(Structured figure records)
__________
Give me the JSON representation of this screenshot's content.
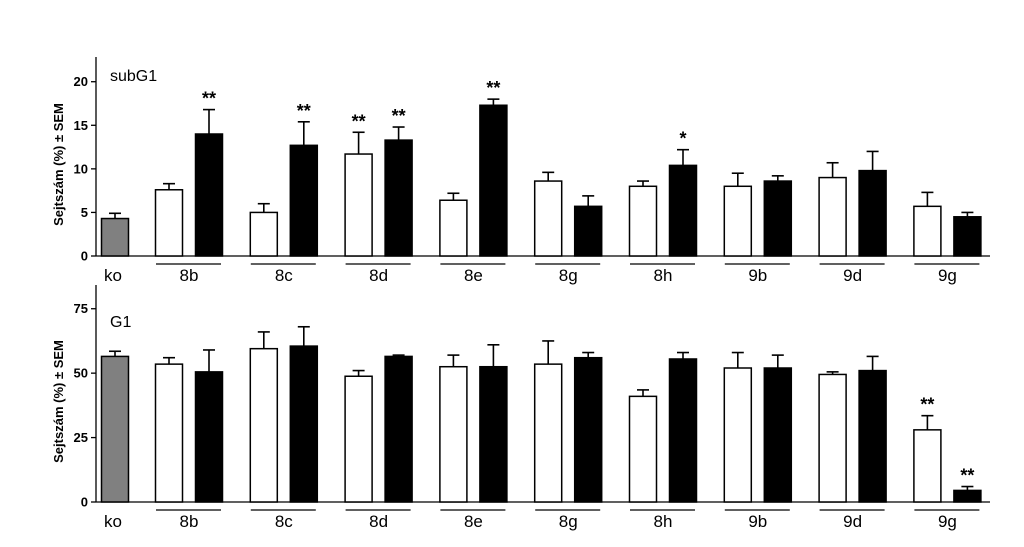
{
  "chart_data": [
    {
      "type": "bar",
      "panel_label": "subG1",
      "ylabel": "Sejtszám (%) ± SEM",
      "ylim": [
        0,
        21
      ],
      "yticks": [
        0,
        5,
        10,
        15,
        20
      ],
      "control": {
        "label": "ko",
        "value": 4.3,
        "sem": 0.6
      },
      "groups": [
        {
          "label": "8b",
          "open": {
            "value": 7.6,
            "sem": 0.7,
            "sig": ""
          },
          "filled": {
            "value": 14.0,
            "sem": 2.8,
            "sig": "**"
          }
        },
        {
          "label": "8c",
          "open": {
            "value": 5.0,
            "sem": 1.0,
            "sig": ""
          },
          "filled": {
            "value": 12.7,
            "sem": 2.7,
            "sig": "**"
          }
        },
        {
          "label": "8d",
          "open": {
            "value": 11.7,
            "sem": 2.5,
            "sig": "**"
          },
          "filled": {
            "value": 13.3,
            "sem": 1.5,
            "sig": "**"
          }
        },
        {
          "label": "8e",
          "open": {
            "value": 6.4,
            "sem": 0.8,
            "sig": ""
          },
          "filled": {
            "value": 17.3,
            "sem": 0.7,
            "sig": "**"
          }
        },
        {
          "label": "8g",
          "open": {
            "value": 8.6,
            "sem": 1.0,
            "sig": ""
          },
          "filled": {
            "value": 5.7,
            "sem": 1.2,
            "sig": ""
          }
        },
        {
          "label": "8h",
          "open": {
            "value": 8.0,
            "sem": 0.6,
            "sig": ""
          },
          "filled": {
            "value": 10.4,
            "sem": 1.8,
            "sig": "*"
          }
        },
        {
          "label": "9b",
          "open": {
            "value": 8.0,
            "sem": 1.5,
            "sig": ""
          },
          "filled": {
            "value": 8.6,
            "sem": 0.6,
            "sig": ""
          }
        },
        {
          "label": "9d",
          "open": {
            "value": 9.0,
            "sem": 1.7,
            "sig": ""
          },
          "filled": {
            "value": 9.8,
            "sem": 2.2,
            "sig": ""
          }
        },
        {
          "label": "9g",
          "open": {
            "value": 5.7,
            "sem": 1.6,
            "sig": ""
          },
          "filled": {
            "value": 4.5,
            "sem": 0.5,
            "sig": ""
          }
        }
      ]
    },
    {
      "type": "bar",
      "panel_label": "G1",
      "ylabel": "Sejtszám (%) ± SEM",
      "ylim": [
        0,
        78
      ],
      "yticks": [
        0,
        25,
        50,
        75
      ],
      "control": {
        "label": "ko",
        "value": 56.5,
        "sem": 2.0
      },
      "groups": [
        {
          "label": "8b",
          "open": {
            "value": 53.5,
            "sem": 2.5,
            "sig": ""
          },
          "filled": {
            "value": 50.5,
            "sem": 8.5,
            "sig": ""
          }
        },
        {
          "label": "8c",
          "open": {
            "value": 59.5,
            "sem": 6.5,
            "sig": ""
          },
          "filled": {
            "value": 60.5,
            "sem": 7.5,
            "sig": ""
          }
        },
        {
          "label": "8d",
          "open": {
            "value": 48.8,
            "sem": 2.2,
            "sig": ""
          },
          "filled": {
            "value": 56.5,
            "sem": 0.5,
            "sig": ""
          }
        },
        {
          "label": "8e",
          "open": {
            "value": 52.5,
            "sem": 4.5,
            "sig": ""
          },
          "filled": {
            "value": 52.5,
            "sem": 8.5,
            "sig": ""
          }
        },
        {
          "label": "8g",
          "open": {
            "value": 53.5,
            "sem": 9.0,
            "sig": ""
          },
          "filled": {
            "value": 56.0,
            "sem": 2.0,
            "sig": ""
          }
        },
        {
          "label": "8h",
          "open": {
            "value": 41.0,
            "sem": 2.5,
            "sig": ""
          },
          "filled": {
            "value": 55.5,
            "sem": 2.5,
            "sig": ""
          }
        },
        {
          "label": "9b",
          "open": {
            "value": 52.0,
            "sem": 6.0,
            "sig": ""
          },
          "filled": {
            "value": 52.0,
            "sem": 5.0,
            "sig": ""
          }
        },
        {
          "label": "9d",
          "open": {
            "value": 49.5,
            "sem": 1.0,
            "sig": ""
          },
          "filled": {
            "value": 51.0,
            "sem": 5.5,
            "sig": ""
          }
        },
        {
          "label": "9g",
          "open": {
            "value": 28.0,
            "sem": 5.5,
            "sig": "**"
          },
          "filled": {
            "value": 4.5,
            "sem": 1.5,
            "sig": "**"
          }
        }
      ]
    }
  ]
}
__________
> _Instruction_
Restate each line of the records exactly; pictures do not belong in the copy.

> _Written solution_
Give me the JSON representation of this screenshot's content.
{
  "chart_data": [
    {
      "type": "bar",
      "panel_label": "subG1",
      "ylabel": "Sejtszám (%) ± SEM",
      "ylim": [
        0,
        21
      ],
      "yticks": [
        0,
        5,
        10,
        15,
        20
      ],
      "control": {
        "label": "ko",
        "value": 4.3,
        "sem": 0.6
      },
      "groups": [
        {
          "label": "8b",
          "open": {
            "value": 7.6,
            "sem": 0.7,
            "sig": ""
          },
          "filled": {
            "value": 14.0,
            "sem": 2.8,
            "sig": "**"
          }
        },
        {
          "label": "8c",
          "open": {
            "value": 5.0,
            "sem": 1.0,
            "sig": ""
          },
          "filled": {
            "value": 12.7,
            "sem": 2.7,
            "sig": "**"
          }
        },
        {
          "label": "8d",
          "open": {
            "value": 11.7,
            "sem": 2.5,
            "sig": "**"
          },
          "filled": {
            "value": 13.3,
            "sem": 1.5,
            "sig": "**"
          }
        },
        {
          "label": "8e",
          "open": {
            "value": 6.4,
            "sem": 0.8,
            "sig": ""
          },
          "filled": {
            "value": 17.3,
            "sem": 0.7,
            "sig": "**"
          }
        },
        {
          "label": "8g",
          "open": {
            "value": 8.6,
            "sem": 1.0,
            "sig": ""
          },
          "filled": {
            "value": 5.7,
            "sem": 1.2,
            "sig": ""
          }
        },
        {
          "label": "8h",
          "open": {
            "value": 8.0,
            "sem": 0.6,
            "sig": ""
          },
          "filled": {
            "value": 10.4,
            "sem": 1.8,
            "sig": "*"
          }
        },
        {
          "label": "9b",
          "open": {
            "value": 8.0,
            "sem": 1.5,
            "sig": ""
          },
          "filled": {
            "value": 8.6,
            "sem": 0.6,
            "sig": ""
          }
        },
        {
          "label": "9d",
          "open": {
            "value": 9.0,
            "sem": 1.7,
            "sig": ""
          },
          "filled": {
            "value": 9.8,
            "sem": 2.2,
            "sig": ""
          }
        },
        {
          "label": "9g",
          "open": {
            "value": 5.7,
            "sem": 1.6,
            "sig": ""
          },
          "filled": {
            "value": 4.5,
            "sem": 0.5,
            "sig": ""
          }
        }
      ]
    },
    {
      "type": "bar",
      "panel_label": "G1",
      "ylabel": "Sejtszám (%) ± SEM",
      "ylim": [
        0,
        78
      ],
      "yticks": [
        0,
        25,
        50,
        75
      ],
      "control": {
        "label": "ko",
        "value": 56.5,
        "sem": 2.0
      },
      "groups": [
        {
          "label": "8b",
          "open": {
            "value": 53.5,
            "sem": 2.5,
            "sig": ""
          },
          "filled": {
            "value": 50.5,
            "sem": 8.5,
            "sig": ""
          }
        },
        {
          "label": "8c",
          "open": {
            "value": 59.5,
            "sem": 6.5,
            "sig": ""
          },
          "filled": {
            "value": 60.5,
            "sem": 7.5,
            "sig": ""
          }
        },
        {
          "label": "8d",
          "open": {
            "value": 48.8,
            "sem": 2.2,
            "sig": ""
          },
          "filled": {
            "value": 56.5,
            "sem": 0.5,
            "sig": ""
          }
        },
        {
          "label": "8e",
          "open": {
            "value": 52.5,
            "sem": 4.5,
            "sig": ""
          },
          "filled": {
            "value": 52.5,
            "sem": 8.5,
            "sig": ""
          }
        },
        {
          "label": "8g",
          "open": {
            "value": 53.5,
            "sem": 9.0,
            "sig": ""
          },
          "filled": {
            "value": 56.0,
            "sem": 2.0,
            "sig": ""
          }
        },
        {
          "label": "8h",
          "open": {
            "value": 41.0,
            "sem": 2.5,
            "sig": ""
          },
          "filled": {
            "value": 55.5,
            "sem": 2.5,
            "sig": ""
          }
        },
        {
          "label": "9b",
          "open": {
            "value": 52.0,
            "sem": 6.0,
            "sig": ""
          },
          "filled": {
            "value": 52.0,
            "sem": 5.0,
            "sig": ""
          }
        },
        {
          "label": "9d",
          "open": {
            "value": 49.5,
            "sem": 1.0,
            "sig": ""
          },
          "filled": {
            "value": 51.0,
            "sem": 5.5,
            "sig": ""
          }
        },
        {
          "label": "9g",
          "open": {
            "value": 28.0,
            "sem": 5.5,
            "sig": "**"
          },
          "filled": {
            "value": 4.5,
            "sem": 1.5,
            "sig": "**"
          }
        }
      ]
    }
  ]
}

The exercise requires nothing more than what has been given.